Reproduce the entries exactly.

(Figure content listings)
++++++++++

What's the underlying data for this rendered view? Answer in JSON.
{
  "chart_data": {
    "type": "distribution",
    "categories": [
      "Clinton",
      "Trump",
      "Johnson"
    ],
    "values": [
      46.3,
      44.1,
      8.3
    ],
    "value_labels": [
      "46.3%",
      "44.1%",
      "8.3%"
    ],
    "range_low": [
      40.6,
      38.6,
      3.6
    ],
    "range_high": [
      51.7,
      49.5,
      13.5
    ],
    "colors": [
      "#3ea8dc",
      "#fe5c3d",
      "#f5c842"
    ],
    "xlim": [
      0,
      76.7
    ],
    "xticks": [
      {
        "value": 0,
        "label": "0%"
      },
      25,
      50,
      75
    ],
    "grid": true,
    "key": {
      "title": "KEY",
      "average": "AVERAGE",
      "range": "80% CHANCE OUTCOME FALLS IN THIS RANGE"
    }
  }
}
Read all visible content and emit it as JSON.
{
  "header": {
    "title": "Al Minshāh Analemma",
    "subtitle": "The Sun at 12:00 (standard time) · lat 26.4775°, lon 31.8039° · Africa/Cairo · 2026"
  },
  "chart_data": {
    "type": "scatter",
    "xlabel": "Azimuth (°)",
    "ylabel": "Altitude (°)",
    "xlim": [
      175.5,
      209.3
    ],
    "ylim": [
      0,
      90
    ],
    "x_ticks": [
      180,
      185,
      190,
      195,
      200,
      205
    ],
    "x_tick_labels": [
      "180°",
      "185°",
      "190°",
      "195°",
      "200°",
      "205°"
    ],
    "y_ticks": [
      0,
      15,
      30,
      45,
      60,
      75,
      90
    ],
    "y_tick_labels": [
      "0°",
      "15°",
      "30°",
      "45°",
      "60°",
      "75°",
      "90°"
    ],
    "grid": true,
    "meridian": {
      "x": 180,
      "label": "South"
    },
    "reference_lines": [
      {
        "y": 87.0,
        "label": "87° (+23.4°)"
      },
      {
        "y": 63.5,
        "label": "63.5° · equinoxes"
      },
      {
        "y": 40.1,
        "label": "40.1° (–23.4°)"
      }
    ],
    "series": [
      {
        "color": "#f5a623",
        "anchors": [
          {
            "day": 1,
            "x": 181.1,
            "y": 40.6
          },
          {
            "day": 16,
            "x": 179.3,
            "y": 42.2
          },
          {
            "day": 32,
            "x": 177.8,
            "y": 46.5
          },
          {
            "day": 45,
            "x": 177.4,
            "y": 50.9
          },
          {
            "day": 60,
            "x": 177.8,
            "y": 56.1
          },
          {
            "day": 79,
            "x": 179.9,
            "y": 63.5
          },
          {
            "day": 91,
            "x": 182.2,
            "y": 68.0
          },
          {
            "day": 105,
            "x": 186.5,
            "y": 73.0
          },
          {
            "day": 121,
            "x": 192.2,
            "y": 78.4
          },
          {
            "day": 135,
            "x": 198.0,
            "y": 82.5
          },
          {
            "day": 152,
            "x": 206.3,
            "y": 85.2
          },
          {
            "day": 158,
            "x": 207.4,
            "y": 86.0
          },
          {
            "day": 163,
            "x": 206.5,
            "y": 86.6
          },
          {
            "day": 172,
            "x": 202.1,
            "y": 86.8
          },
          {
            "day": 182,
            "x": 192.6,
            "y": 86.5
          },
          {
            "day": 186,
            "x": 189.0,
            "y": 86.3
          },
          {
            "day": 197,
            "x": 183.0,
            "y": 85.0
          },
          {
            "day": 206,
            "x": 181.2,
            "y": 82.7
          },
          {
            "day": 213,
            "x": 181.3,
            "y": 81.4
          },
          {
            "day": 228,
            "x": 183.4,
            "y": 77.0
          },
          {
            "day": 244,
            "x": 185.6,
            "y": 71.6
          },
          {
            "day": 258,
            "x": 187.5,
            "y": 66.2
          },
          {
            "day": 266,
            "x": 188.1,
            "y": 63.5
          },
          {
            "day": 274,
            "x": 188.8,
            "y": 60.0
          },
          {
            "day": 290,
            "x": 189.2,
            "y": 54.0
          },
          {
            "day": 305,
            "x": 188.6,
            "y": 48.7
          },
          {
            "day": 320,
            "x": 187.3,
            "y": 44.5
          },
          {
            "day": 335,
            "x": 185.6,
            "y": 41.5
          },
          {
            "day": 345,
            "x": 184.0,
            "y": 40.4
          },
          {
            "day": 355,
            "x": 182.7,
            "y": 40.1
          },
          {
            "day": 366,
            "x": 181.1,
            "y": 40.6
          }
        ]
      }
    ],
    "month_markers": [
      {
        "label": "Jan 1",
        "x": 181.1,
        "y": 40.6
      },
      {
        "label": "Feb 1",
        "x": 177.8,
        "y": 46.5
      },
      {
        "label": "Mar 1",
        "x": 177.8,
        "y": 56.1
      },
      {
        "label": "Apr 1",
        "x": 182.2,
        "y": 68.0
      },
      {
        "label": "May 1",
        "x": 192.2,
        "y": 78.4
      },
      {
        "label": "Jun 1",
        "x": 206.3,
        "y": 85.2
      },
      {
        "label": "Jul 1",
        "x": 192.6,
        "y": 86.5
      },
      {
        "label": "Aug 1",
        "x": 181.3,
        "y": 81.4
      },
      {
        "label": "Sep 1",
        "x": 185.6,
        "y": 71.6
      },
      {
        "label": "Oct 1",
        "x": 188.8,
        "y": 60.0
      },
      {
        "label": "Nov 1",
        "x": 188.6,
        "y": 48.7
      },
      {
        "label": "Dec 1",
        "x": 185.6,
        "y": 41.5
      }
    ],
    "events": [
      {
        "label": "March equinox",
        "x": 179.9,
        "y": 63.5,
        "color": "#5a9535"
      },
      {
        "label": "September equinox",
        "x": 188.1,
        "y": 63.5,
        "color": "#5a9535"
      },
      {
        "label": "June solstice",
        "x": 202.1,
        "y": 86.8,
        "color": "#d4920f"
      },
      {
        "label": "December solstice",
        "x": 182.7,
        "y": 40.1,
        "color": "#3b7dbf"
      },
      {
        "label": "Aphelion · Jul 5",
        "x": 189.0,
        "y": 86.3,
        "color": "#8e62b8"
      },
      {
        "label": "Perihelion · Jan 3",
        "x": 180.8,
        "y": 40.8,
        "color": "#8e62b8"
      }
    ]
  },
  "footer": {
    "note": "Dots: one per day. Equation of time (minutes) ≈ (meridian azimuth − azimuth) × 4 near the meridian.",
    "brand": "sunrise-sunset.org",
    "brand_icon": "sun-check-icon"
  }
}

++++++++++

IN RESPONSE:
What's the underlying data for this rendered view? Answer in JSON.
{
  "chart_data": {
    "type": "distribution",
    "categories": [
      "Clinton",
      "Trump",
      "Johnson"
    ],
    "values": [
      46.3,
      44.1,
      8.3
    ],
    "value_labels": [
      "46.3%",
      "44.1%",
      "8.3%"
    ],
    "range_low": [
      40.6,
      38.6,
      3.6
    ],
    "range_high": [
      51.7,
      49.5,
      13.5
    ],
    "colors": [
      "#3ea8dc",
      "#fe5c3d",
      "#f5c842"
    ],
    "xlim": [
      0,
      76.7
    ],
    "xticks": [
      {
        "value": 0,
        "label": "0%"
      },
      25,
      50,
      75
    ],
    "grid": true,
    "key": {
      "title": "KEY",
      "average": "AVERAGE",
      "range": "80% CHANCE OUTCOME FALLS IN THIS RANGE"
    }
  }
}
Read all visible content and emit it as JSON.
{
  "header": {
    "title": "Al Minshāh Analemma",
    "subtitle": "The Sun at 12:00 (standard time) · lat 26.4775°, lon 31.8039° · Africa/Cairo · 2026"
  },
  "chart_data": {
    "type": "scatter",
    "xlabel": "Azimuth (°)",
    "ylabel": "Altitude (°)",
    "xlim": [
      175.5,
      209.3
    ],
    "ylim": [
      0,
      90
    ],
    "x_ticks": [
      180,
      185,
      190,
      195,
      200,
      205
    ],
    "x_tick_labels": [
      "180°",
      "185°",
      "190°",
      "195°",
      "200°",
      "205°"
    ],
    "y_ticks": [
      0,
      15,
      30,
      45,
      60,
      75,
      90
    ],
    "y_tick_labels": [
      "0°",
      "15°",
      "30°",
      "45°",
      "60°",
      "75°",
      "90°"
    ],
    "grid": true,
    "meridian": {
      "x": 180,
      "label": "South"
    },
    "reference_lines": [
      {
        "y": 87.0,
        "label": "87° (+23.4°)"
      },
      {
        "y": 63.5,
        "label": "63.5° · equinoxes"
      },
      {
        "y": 40.1,
        "label": "40.1° (–23.4°)"
      }
    ],
    "series": [
      {
        "color": "#f5a623",
        "anchors": [
          {
            "day": 1,
            "x": 181.1,
            "y": 40.6
          },
          {
            "day": 16,
            "x": 179.3,
            "y": 42.2
          },
          {
            "day": 32,
            "x": 177.8,
            "y": 46.5
          },
          {
            "day": 45,
            "x": 177.4,
            "y": 50.9
          },
          {
            "day": 60,
            "x": 177.8,
            "y": 56.1
          },
          {
            "day": 79,
            "x": 179.9,
            "y": 63.5
          },
          {
            "day": 91,
            "x": 182.2,
            "y": 68.0
          },
          {
            "day": 105,
            "x": 186.5,
            "y": 73.0
          },
          {
            "day": 121,
            "x": 192.2,
            "y": 78.4
          },
          {
            "day": 135,
            "x": 198.0,
            "y": 82.5
          },
          {
            "day": 152,
            "x": 206.3,
            "y": 85.2
          },
          {
            "day": 158,
            "x": 207.4,
            "y": 86.0
          },
          {
            "day": 163,
            "x": 206.5,
            "y": 86.6
          },
          {
            "day": 172,
            "x": 202.1,
            "y": 86.8
          },
          {
            "day": 182,
            "x": 192.6,
            "y": 86.5
          },
          {
            "day": 186,
            "x": 189.0,
            "y": 86.3
          },
          {
            "day": 197,
            "x": 183.0,
            "y": 85.0
          },
          {
            "day": 206,
            "x": 181.2,
            "y": 82.7
          },
          {
            "day": 213,
            "x": 181.3,
            "y": 81.4
          },
          {
            "day": 228,
            "x": 183.4,
            "y": 77.0
          },
          {
            "day": 244,
            "x": 185.6,
            "y": 71.6
          },
          {
            "day": 258,
            "x": 187.5,
            "y": 66.2
          },
          {
            "day": 266,
            "x": 188.1,
            "y": 63.5
          },
          {
            "day": 274,
            "x": 188.8,
            "y": 60.0
          },
          {
            "day": 290,
            "x": 189.2,
            "y": 54.0
          },
          {
            "day": 305,
            "x": 188.6,
            "y": 48.7
          },
          {
            "day": 320,
            "x": 187.3,
            "y": 44.5
          },
          {
            "day": 335,
            "x": 185.6,
            "y": 41.5
          },
          {
            "day": 345,
            "x": 184.0,
            "y": 40.4
          },
          {
            "day": 355,
            "x": 182.7,
            "y": 40.1
          },
          {
            "day": 366,
            "x": 181.1,
            "y": 40.6
          }
        ]
      }
    ],
    "month_markers": [
      {
        "label": "Jan 1",
        "x": 181.1,
        "y": 40.6
      },
      {
        "label": "Feb 1",
        "x": 177.8,
        "y": 46.5
      },
      {
        "label": "Mar 1",
        "x": 177.8,
        "y": 56.1
      },
      {
        "label": "Apr 1",
        "x": 182.2,
        "y": 68.0
      },
      {
        "label": "May 1",
        "x": 192.2,
        "y": 78.4
      },
      {
        "label": "Jun 1",
        "x": 206.3,
        "y": 85.2
      },
      {
        "label": "Jul 1",
        "x": 192.6,
        "y": 86.5
      },
      {
        "label": "Aug 1",
        "x": 181.3,
        "y": 81.4
      },
      {
        "label": "Sep 1",
        "x": 185.6,
        "y": 71.6
      },
      {
        "label": "Oct 1",
        "x": 188.8,
        "y": 60.0
      },
      {
        "label": "Nov 1",
        "x": 188.6,
        "y": 48.7
      },
      {
        "label": "Dec 1",
        "x": 185.6,
        "y": 41.5
      }
    ],
    "events": [
      {
        "label": "March equinox",
        "x": 179.9,
        "y": 63.5,
        "color": "#5a9535"
      },
      {
        "label": "September equinox",
        "x": 188.1,
        "y": 63.5,
        "color": "#5a9535"
      },
      {
        "label": "June solstice",
        "x": 202.1,
        "y": 86.8,
        "color": "#d4920f"
      },
      {
        "label": "December solstice",
        "x": 182.7,
        "y": 40.1,
        "color": "#3b7dbf"
      },
      {
        "label": "Aphelion · Jul 5",
        "x": 189.0,
        "y": 86.3,
        "color": "#8e62b8"
      },
      {
        "label": "Perihelion · Jan 3",
        "x": 180.8,
        "y": 40.8,
        "color": "#8e62b8"
      }
    ]
  },
  "footer": {
    "note": "Dots: one per day. Equation of time (minutes) ≈ (meridian azimuth − azimuth) × 4 near the meridian.",
    "brand": "sunrise-sunset.org",
    "brand_icon": "sun-check-icon"
  }
}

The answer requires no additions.